# GIVEN TASK:
Print the data that follows exactly.

Entries taken from a collection:
++++++
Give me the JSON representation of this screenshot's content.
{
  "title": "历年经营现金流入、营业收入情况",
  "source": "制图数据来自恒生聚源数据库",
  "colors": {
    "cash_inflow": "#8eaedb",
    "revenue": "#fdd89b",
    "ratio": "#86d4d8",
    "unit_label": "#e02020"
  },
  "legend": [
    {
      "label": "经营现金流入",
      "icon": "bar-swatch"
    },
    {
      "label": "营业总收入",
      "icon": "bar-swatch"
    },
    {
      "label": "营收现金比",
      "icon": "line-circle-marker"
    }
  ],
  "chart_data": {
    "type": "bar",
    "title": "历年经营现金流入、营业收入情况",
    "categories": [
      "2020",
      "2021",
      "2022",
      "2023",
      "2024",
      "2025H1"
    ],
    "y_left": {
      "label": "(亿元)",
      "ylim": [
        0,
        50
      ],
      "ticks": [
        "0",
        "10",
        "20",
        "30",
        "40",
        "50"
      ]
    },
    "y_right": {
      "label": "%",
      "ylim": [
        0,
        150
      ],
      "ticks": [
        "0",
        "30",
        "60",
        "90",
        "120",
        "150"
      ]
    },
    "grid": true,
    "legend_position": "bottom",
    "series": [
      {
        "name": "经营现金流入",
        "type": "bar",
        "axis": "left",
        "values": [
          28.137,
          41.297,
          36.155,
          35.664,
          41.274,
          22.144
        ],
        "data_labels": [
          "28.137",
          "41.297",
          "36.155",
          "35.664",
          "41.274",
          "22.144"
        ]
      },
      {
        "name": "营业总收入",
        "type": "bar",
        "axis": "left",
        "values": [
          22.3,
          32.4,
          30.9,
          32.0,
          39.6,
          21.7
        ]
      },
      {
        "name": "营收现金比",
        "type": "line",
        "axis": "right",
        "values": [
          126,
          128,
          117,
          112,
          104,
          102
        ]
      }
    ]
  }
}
++++++
# COMPLETED TASK:
Give me the JSON representation of this screenshot's content.
{
  "title": "历年经营现金流入、营业收入情况",
  "source": "制图数据来自恒生聚源数据库",
  "colors": {
    "cash_inflow": "#8eaedb",
    "revenue": "#fdd89b",
    "ratio": "#86d4d8",
    "unit_label": "#e02020"
  },
  "legend": [
    {
      "label": "经营现金流入",
      "icon": "bar-swatch"
    },
    {
      "label": "营业总收入",
      "icon": "bar-swatch"
    },
    {
      "label": "营收现金比",
      "icon": "line-circle-marker"
    }
  ],
  "chart_data": {
    "type": "bar",
    "title": "历年经营现金流入、营业收入情况",
    "categories": [
      "2020",
      "2021",
      "2022",
      "2023",
      "2024",
      "2025H1"
    ],
    "y_left": {
      "label": "(亿元)",
      "ylim": [
        0,
        50
      ],
      "ticks": [
        "0",
        "10",
        "20",
        "30",
        "40",
        "50"
      ]
    },
    "y_right": {
      "label": "%",
      "ylim": [
        0,
        150
      ],
      "ticks": [
        "0",
        "30",
        "60",
        "90",
        "120",
        "150"
      ]
    },
    "grid": true,
    "legend_position": "bottom",
    "series": [
      {
        "name": "经营现金流入",
        "type": "bar",
        "axis": "left",
        "values": [
          28.137,
          41.297,
          36.155,
          35.664,
          41.274,
          22.144
        ],
        "data_labels": [
          "28.137",
          "41.297",
          "36.155",
          "35.664",
          "41.274",
          "22.144"
        ]
      },
      {
        "name": "营业总收入",
        "type": "bar",
        "axis": "left",
        "values": [
          22.3,
          32.4,
          30.9,
          32.0,
          39.6,
          21.7
        ]
      },
      {
        "name": "营收现金比",
        "type": "line",
        "axis": "right",
        "values": [
          126,
          128,
          117,
          112,
          104,
          102
        ]
      }
    ]
  }
}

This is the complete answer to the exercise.